▸ Direction
Quote every line of the data below as it stands, omitting pictures.

# start of Items

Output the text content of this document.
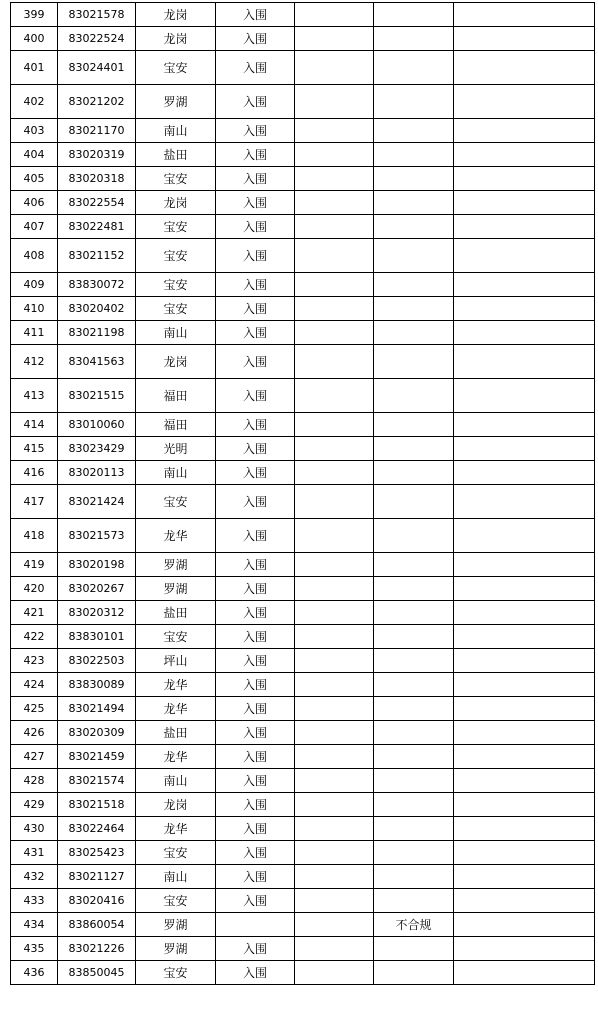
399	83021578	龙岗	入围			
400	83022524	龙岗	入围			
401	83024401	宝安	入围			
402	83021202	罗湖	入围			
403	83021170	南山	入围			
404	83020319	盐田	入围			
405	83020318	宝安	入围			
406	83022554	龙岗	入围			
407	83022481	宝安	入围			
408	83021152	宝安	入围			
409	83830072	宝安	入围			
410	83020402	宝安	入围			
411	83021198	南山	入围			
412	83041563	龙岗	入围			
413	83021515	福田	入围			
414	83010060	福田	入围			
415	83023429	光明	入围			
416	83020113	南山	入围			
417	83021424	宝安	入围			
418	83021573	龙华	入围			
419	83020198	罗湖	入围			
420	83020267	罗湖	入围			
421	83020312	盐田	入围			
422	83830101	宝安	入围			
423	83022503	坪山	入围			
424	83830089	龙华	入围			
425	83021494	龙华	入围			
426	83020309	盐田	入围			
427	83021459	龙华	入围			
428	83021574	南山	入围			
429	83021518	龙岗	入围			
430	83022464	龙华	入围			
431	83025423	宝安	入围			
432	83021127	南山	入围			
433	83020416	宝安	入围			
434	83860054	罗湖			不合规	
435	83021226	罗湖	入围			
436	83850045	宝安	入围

# end of Items

▸ Task output
Output the text content of this document.
399	83021578	龙岗	入围			
400	83022524	龙岗	入围			
401	83024401	宝安	入围			
402	83021202	罗湖	入围			
403	83021170	南山	入围			
404	83020319	盐田	入围			
405	83020318	宝安	入围			
406	83022554	龙岗	入围			
407	83022481	宝安	入围			
408	83021152	宝安	入围			
409	83830072	宝安	入围			
410	83020402	宝安	入围			
411	83021198	南山	入围			
412	83041563	龙岗	入围			
413	83021515	福田	入围			
414	83010060	福田	入围			
415	83023429	光明	入围			
416	83020113	南山	入围			
417	83021424	宝安	入围			
418	83021573	龙华	入围			
419	83020198	罗湖	入围			
420	83020267	罗湖	入围			
421	83020312	盐田	入围			
422	83830101	宝安	入围			
423	83022503	坪山	入围			
424	83830089	龙华	入围			
425	83021494	龙华	入围			
426	83020309	盐田	入围			
427	83021459	龙华	入围			
428	83021574	南山	入围			
429	83021518	龙岗	入围			
430	83022464	龙华	入围			
431	83025423	宝安	入围			
432	83021127	南山	入围			
433	83020416	宝安	入围			
434	83860054	罗湖			不合规	
435	83021226	罗湖	入围			
436	83850045	宝安	入围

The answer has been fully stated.